AIM. Make an exact copy of all the records.

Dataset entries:
------------

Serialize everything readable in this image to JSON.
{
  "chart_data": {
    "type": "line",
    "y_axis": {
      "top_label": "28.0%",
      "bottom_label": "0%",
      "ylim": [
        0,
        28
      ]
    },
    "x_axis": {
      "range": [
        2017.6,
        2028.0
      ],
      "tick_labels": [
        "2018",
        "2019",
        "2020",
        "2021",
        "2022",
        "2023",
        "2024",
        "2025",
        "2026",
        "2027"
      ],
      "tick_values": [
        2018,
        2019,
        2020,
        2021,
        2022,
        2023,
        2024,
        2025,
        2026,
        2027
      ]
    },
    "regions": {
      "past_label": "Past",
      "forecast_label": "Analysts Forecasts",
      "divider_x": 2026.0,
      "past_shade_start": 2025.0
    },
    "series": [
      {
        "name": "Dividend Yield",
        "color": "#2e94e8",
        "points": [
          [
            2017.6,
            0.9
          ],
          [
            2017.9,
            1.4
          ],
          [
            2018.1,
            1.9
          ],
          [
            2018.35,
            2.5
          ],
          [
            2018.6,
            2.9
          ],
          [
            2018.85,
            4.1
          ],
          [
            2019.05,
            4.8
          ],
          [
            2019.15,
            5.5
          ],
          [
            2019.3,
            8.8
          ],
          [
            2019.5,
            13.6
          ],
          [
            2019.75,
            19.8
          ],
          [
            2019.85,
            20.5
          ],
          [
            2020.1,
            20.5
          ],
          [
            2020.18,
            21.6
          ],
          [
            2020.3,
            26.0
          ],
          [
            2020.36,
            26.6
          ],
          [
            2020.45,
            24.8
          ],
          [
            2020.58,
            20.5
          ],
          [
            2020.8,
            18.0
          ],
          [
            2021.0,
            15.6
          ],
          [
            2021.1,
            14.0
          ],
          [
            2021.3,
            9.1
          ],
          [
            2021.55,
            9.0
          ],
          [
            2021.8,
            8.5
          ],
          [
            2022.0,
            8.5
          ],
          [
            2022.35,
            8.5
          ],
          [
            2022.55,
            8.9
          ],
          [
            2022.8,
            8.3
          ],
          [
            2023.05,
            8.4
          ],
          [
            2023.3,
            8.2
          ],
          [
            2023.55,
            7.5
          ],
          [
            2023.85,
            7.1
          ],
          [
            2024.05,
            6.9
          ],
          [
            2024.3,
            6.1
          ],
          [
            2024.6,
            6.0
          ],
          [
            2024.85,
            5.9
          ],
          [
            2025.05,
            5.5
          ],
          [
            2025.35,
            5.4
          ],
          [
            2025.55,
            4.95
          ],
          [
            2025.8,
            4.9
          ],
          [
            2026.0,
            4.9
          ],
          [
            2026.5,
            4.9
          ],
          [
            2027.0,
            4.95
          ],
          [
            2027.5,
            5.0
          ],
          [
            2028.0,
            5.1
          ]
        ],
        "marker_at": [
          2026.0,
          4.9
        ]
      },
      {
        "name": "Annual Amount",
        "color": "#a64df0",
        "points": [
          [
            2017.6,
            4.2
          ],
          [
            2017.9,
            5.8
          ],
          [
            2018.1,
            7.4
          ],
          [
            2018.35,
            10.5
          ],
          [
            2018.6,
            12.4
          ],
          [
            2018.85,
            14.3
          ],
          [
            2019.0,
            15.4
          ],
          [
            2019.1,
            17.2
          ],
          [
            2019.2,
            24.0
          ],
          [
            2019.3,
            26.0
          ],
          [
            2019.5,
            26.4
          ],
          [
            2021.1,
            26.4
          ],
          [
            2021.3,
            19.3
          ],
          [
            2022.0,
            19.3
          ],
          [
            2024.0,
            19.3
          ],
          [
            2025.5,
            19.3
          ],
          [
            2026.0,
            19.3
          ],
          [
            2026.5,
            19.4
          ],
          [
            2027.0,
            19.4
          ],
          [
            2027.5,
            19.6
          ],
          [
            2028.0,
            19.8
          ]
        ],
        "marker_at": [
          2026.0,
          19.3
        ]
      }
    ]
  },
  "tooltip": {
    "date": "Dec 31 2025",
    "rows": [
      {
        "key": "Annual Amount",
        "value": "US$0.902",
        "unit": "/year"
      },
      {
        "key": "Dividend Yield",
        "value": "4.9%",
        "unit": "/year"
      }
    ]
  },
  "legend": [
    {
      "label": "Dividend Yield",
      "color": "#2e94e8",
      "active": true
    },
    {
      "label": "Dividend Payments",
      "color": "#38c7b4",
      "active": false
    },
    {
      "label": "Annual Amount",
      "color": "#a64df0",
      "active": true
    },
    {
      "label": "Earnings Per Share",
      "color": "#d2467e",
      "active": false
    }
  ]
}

------------

ANSWER FOR THIS EXERCISE.
Serialize everything readable in this image to JSON.
{
  "chart_data": {
    "type": "line",
    "y_axis": {
      "top_label": "28.0%",
      "bottom_label": "0%",
      "ylim": [
        0,
        28
      ]
    },
    "x_axis": {
      "range": [
        2017.6,
        2028.0
      ],
      "tick_labels": [
        "2018",
        "2019",
        "2020",
        "2021",
        "2022",
        "2023",
        "2024",
        "2025",
        "2026",
        "2027"
      ],
      "tick_values": [
        2018,
        2019,
        2020,
        2021,
        2022,
        2023,
        2024,
        2025,
        2026,
        2027
      ]
    },
    "regions": {
      "past_label": "Past",
      "forecast_label": "Analysts Forecasts",
      "divider_x": 2026.0,
      "past_shade_start": 2025.0
    },
    "series": [
      {
        "name": "Dividend Yield",
        "color": "#2e94e8",
        "points": [
          [
            2017.6,
            0.9
          ],
          [
            2017.9,
            1.4
          ],
          [
            2018.1,
            1.9
          ],
          [
            2018.35,
            2.5
          ],
          [
            2018.6,
            2.9
          ],
          [
            2018.85,
            4.1
          ],
          [
            2019.05,
            4.8
          ],
          [
            2019.15,
            5.5
          ],
          [
            2019.3,
            8.8
          ],
          [
            2019.5,
            13.6
          ],
          [
            2019.75,
            19.8
          ],
          [
            2019.85,
            20.5
          ],
          [
            2020.1,
            20.5
          ],
          [
            2020.18,
            21.6
          ],
          [
            2020.3,
            26.0
          ],
          [
            2020.36,
            26.6
          ],
          [
            2020.45,
            24.8
          ],
          [
            2020.58,
            20.5
          ],
          [
            2020.8,
            18.0
          ],
          [
            2021.0,
            15.6
          ],
          [
            2021.1,
            14.0
          ],
          [
            2021.3,
            9.1
          ],
          [
            2021.55,
            9.0
          ],
          [
            2021.8,
            8.5
          ],
          [
            2022.0,
            8.5
          ],
          [
            2022.35,
            8.5
          ],
          [
            2022.55,
            8.9
          ],
          [
            2022.8,
            8.3
          ],
          [
            2023.05,
            8.4
          ],
          [
            2023.3,
            8.2
          ],
          [
            2023.55,
            7.5
          ],
          [
            2023.85,
            7.1
          ],
          [
            2024.05,
            6.9
          ],
          [
            2024.3,
            6.1
          ],
          [
            2024.6,
            6.0
          ],
          [
            2024.85,
            5.9
          ],
          [
            2025.05,
            5.5
          ],
          [
            2025.35,
            5.4
          ],
          [
            2025.55,
            4.95
          ],
          [
            2025.8,
            4.9
          ],
          [
            2026.0,
            4.9
          ],
          [
            2026.5,
            4.9
          ],
          [
            2027.0,
            4.95
          ],
          [
            2027.5,
            5.0
          ],
          [
            2028.0,
            5.1
          ]
        ],
        "marker_at": [
          2026.0,
          4.9
        ]
      },
      {
        "name": "Annual Amount",
        "color": "#a64df0",
        "points": [
          [
            2017.6,
            4.2
          ],
          [
            2017.9,
            5.8
          ],
          [
            2018.1,
            7.4
          ],
          [
            2018.35,
            10.5
          ],
          [
            2018.6,
            12.4
          ],
          [
            2018.85,
            14.3
          ],
          [
            2019.0,
            15.4
          ],
          [
            2019.1,
            17.2
          ],
          [
            2019.2,
            24.0
          ],
          [
            2019.3,
            26.0
          ],
          [
            2019.5,
            26.4
          ],
          [
            2021.1,
            26.4
          ],
          [
            2021.3,
            19.3
          ],
          [
            2022.0,
            19.3
          ],
          [
            2024.0,
            19.3
          ],
          [
            2025.5,
            19.3
          ],
          [
            2026.0,
            19.3
          ],
          [
            2026.5,
            19.4
          ],
          [
            2027.0,
            19.4
          ],
          [
            2027.5,
            19.6
          ],
          [
            2028.0,
            19.8
          ]
        ],
        "marker_at": [
          2026.0,
          19.3
        ]
      }
    ]
  },
  "tooltip": {
    "date": "Dec 31 2025",
    "rows": [
      {
        "key": "Annual Amount",
        "value": "US$0.902",
        "unit": "/year"
      },
      {
        "key": "Dividend Yield",
        "value": "4.9%",
        "unit": "/year"
      }
    ]
  },
  "legend": [
    {
      "label": "Dividend Yield",
      "color": "#2e94e8",
      "active": true
    },
    {
      "label": "Dividend Payments",
      "color": "#38c7b4",
      "active": false
    },
    {
      "label": "Annual Amount",
      "color": "#a64df0",
      "active": true
    },
    {
      "label": "Earnings Per Share",
      "color": "#d2467e",
      "active": false
    }
  ]
}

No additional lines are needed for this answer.